--- START ---
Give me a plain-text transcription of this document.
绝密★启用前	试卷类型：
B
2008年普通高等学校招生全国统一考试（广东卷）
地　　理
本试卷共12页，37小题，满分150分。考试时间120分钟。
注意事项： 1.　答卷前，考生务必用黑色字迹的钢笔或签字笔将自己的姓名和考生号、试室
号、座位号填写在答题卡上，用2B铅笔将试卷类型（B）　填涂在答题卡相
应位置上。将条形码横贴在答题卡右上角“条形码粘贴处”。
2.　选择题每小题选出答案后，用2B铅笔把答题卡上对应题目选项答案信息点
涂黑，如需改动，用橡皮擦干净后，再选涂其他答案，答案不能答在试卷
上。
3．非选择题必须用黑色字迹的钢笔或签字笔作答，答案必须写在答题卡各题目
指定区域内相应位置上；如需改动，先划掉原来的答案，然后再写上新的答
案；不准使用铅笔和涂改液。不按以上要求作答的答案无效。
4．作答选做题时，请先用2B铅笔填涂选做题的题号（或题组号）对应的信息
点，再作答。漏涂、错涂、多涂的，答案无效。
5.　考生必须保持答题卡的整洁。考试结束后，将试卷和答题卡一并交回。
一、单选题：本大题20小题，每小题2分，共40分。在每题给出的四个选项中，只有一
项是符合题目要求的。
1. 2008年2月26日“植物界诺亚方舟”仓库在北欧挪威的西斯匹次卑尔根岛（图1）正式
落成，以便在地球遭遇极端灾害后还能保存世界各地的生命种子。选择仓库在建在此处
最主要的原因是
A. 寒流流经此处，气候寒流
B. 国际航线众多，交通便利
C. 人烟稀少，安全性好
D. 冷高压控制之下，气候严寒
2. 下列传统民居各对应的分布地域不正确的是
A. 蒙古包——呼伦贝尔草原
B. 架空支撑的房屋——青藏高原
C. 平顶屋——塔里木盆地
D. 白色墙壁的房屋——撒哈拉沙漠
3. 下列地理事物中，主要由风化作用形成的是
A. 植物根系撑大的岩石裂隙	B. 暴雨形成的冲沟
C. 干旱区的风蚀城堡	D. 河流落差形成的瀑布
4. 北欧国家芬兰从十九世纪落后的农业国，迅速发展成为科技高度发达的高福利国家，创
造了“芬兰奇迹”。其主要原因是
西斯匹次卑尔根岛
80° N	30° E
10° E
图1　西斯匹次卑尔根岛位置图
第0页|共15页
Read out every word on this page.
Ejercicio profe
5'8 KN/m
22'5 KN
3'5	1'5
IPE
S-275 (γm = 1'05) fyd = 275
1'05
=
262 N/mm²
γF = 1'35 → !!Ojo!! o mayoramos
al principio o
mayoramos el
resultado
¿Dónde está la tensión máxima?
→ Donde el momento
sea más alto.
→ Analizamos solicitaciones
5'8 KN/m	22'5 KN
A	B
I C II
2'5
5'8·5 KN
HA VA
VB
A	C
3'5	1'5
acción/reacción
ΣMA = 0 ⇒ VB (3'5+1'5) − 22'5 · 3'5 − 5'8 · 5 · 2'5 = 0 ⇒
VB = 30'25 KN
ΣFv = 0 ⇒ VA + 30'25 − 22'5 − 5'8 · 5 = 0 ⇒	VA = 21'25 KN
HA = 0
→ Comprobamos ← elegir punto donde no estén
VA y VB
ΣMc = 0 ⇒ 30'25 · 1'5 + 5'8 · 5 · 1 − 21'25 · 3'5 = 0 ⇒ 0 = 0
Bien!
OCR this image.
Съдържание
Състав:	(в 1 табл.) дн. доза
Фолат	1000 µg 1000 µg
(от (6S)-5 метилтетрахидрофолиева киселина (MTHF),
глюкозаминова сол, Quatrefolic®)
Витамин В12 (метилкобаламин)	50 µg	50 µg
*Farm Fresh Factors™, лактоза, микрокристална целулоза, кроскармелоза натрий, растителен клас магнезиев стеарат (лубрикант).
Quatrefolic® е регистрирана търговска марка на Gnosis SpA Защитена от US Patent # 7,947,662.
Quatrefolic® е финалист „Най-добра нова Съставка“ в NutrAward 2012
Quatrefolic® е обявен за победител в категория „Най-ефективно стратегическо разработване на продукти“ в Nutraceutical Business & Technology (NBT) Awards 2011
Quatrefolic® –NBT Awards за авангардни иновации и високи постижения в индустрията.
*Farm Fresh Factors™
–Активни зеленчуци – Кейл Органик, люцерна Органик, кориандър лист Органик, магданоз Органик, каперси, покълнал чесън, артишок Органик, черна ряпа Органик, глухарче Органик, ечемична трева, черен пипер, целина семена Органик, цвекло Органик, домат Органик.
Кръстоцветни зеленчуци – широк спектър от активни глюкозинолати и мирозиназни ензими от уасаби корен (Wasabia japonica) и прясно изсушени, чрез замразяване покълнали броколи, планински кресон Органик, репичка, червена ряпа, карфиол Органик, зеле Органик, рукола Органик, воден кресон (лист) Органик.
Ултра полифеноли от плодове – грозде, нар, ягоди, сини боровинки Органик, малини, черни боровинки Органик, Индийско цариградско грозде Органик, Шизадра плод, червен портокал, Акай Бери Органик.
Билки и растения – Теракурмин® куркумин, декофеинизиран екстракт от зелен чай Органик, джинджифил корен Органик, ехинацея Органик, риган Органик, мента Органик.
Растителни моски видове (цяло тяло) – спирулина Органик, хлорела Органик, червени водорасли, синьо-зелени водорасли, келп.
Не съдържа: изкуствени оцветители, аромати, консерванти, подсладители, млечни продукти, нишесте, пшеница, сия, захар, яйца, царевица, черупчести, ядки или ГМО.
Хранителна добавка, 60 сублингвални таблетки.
--- END ---
**Task requirements:** Nothing may be left out: return each entry exactly as it reads.

**Reply to the task:**
Give me a plain-text transcription of this document.
绝密★启用前	试卷类型：
B
2008年普通高等学校招生全国统一考试（广东卷）
地　　理
本试卷共12页，37小题，满分150分。考试时间120分钟。
注意事项： 1.　答卷前，考生务必用黑色字迹的钢笔或签字笔将自己的姓名和考生号、试室
号、座位号填写在答题卡上，用2B铅笔将试卷类型（B）　填涂在答题卡相
应位置上。将条形码横贴在答题卡右上角“条形码粘贴处”。
2.　选择题每小题选出答案后，用2B铅笔把答题卡上对应题目选项答案信息点
涂黑，如需改动，用橡皮擦干净后，再选涂其他答案，答案不能答在试卷
上。
3．非选择题必须用黑色字迹的钢笔或签字笔作答，答案必须写在答题卡各题目
指定区域内相应位置上；如需改动，先划掉原来的答案，然后再写上新的答
案；不准使用铅笔和涂改液。不按以上要求作答的答案无效。
4．作答选做题时，请先用2B铅笔填涂选做题的题号（或题组号）对应的信息
点，再作答。漏涂、错涂、多涂的，答案无效。
5.　考生必须保持答题卡的整洁。考试结束后，将试卷和答题卡一并交回。
一、单选题：本大题20小题，每小题2分，共40分。在每题给出的四个选项中，只有一
项是符合题目要求的。
1. 2008年2月26日“植物界诺亚方舟”仓库在北欧挪威的西斯匹次卑尔根岛（图1）正式
落成，以便在地球遭遇极端灾害后还能保存世界各地的生命种子。选择仓库在建在此处
最主要的原因是
A. 寒流流经此处，气候寒流
B. 国际航线众多，交通便利
C. 人烟稀少，安全性好
D. 冷高压控制之下，气候严寒
2. 下列传统民居各对应的分布地域不正确的是
A. 蒙古包——呼伦贝尔草原
B. 架空支撑的房屋——青藏高原
C. 平顶屋——塔里木盆地
D. 白色墙壁的房屋——撒哈拉沙漠
3. 下列地理事物中，主要由风化作用形成的是
A. 植物根系撑大的岩石裂隙	B. 暴雨形成的冲沟
C. 干旱区的风蚀城堡	D. 河流落差形成的瀑布
4. 北欧国家芬兰从十九世纪落后的农业国，迅速发展成为科技高度发达的高福利国家，创
造了“芬兰奇迹”。其主要原因是
西斯匹次卑尔根岛
80° N	30° E
10° E
图1　西斯匹次卑尔根岛位置图
第0页|共15页
Read out every word on this page.
Ejercicio profe
5'8 KN/m
22'5 KN
3'5	1'5
IPE
S-275 (γm = 1'05) fyd = 275
1'05
=
262 N/mm²
γF = 1'35 → !!Ojo!! o mayoramos
al principio o
mayoramos el
resultado
¿Dónde está la tensión máxima?
→ Donde el momento
sea más alto.
→ Analizamos solicitaciones
5'8 KN/m	22'5 KN
A	B
I C II
2'5
5'8·5 KN
HA VA
VB
A	C
3'5	1'5
acción/reacción
ΣMA = 0 ⇒ VB (3'5+1'5) − 22'5 · 3'5 − 5'8 · 5 · 2'5 = 0 ⇒
VB = 30'25 KN
ΣFv = 0 ⇒ VA + 30'25 − 22'5 − 5'8 · 5 = 0 ⇒	VA = 21'25 KN
HA = 0
→ Comprobamos ← elegir punto donde no estén
VA y VB
ΣMc = 0 ⇒ 30'25 · 1'5 + 5'8 · 5 · 1 − 21'25 · 3'5 = 0 ⇒ 0 = 0
Bien!
OCR this image.
Съдържание
Състав:	(в 1 табл.) дн. доза
Фолат	1000 µg 1000 µg
(от (6S)-5 метилтетрахидрофолиева киселина (MTHF),
глюкозаминова сол, Quatrefolic®)
Витамин В12 (метилкобаламин)	50 µg	50 µg
*Farm Fresh Factors™, лактоза, микрокристална целулоза, кроскармелоза натрий, растителен клас магнезиев стеарат (лубрикант).
Quatrefolic® е регистрирана търговска марка на Gnosis SpA Защитена от US Patent # 7,947,662.
Quatrefolic® е финалист „Най-добра нова Съставка“ в NutrAward 2012
Quatrefolic® е обявен за победител в категория „Най-ефективно стратегическо разработване на продукти“ в Nutraceutical Business & Technology (NBT) Awards 2011
Quatrefolic® –NBT Awards за авангардни иновации и високи постижения в индустрията.
*Farm Fresh Factors™
–Активни зеленчуци – Кейл Органик, люцерна Органик, кориандър лист Органик, магданоз Органик, каперси, покълнал чесън, артишок Органик, черна ряпа Органик, глухарче Органик, ечемична трева, черен пипер, целина семена Органик, цвекло Органик, домат Органик.
Кръстоцветни зеленчуци – широк спектър от активни глюкозинолати и мирозиназни ензими от уасаби корен (Wasabia japonica) и прясно изсушени, чрез замразяване покълнали броколи, планински кресон Органик, репичка, червена ряпа, карфиол Органик, зеле Органик, рукола Органик, воден кресон (лист) Органик.
Ултра полифеноли от плодове – грозде, нар, ягоди, сини боровинки Органик, малини, черни боровинки Органик, Индийско цариградско грозде Органик, Шизадра плод, червен портокал, Акай Бери Органик.
Билки и растения – Теракурмин® куркумин, декофеинизиран екстракт от зелен чай Органик, джинджифил корен Органик, ехинацея Органик, риган Органик, мента Органик.
Растителни моски видове (цяло тяло) – спирулина Органик, хлорела Органик, червени водорасли, синьо-зелени водорасли, келп.
Не съдържа: изкуствени оцветители, аромати, консерванти, подсладители, млечни продукти, нишесте, пшеница, сия, захар, яйца, царевица, черупчести, ядки или ГМО.
Хранителна добавка, 60 сублингвални таблетки.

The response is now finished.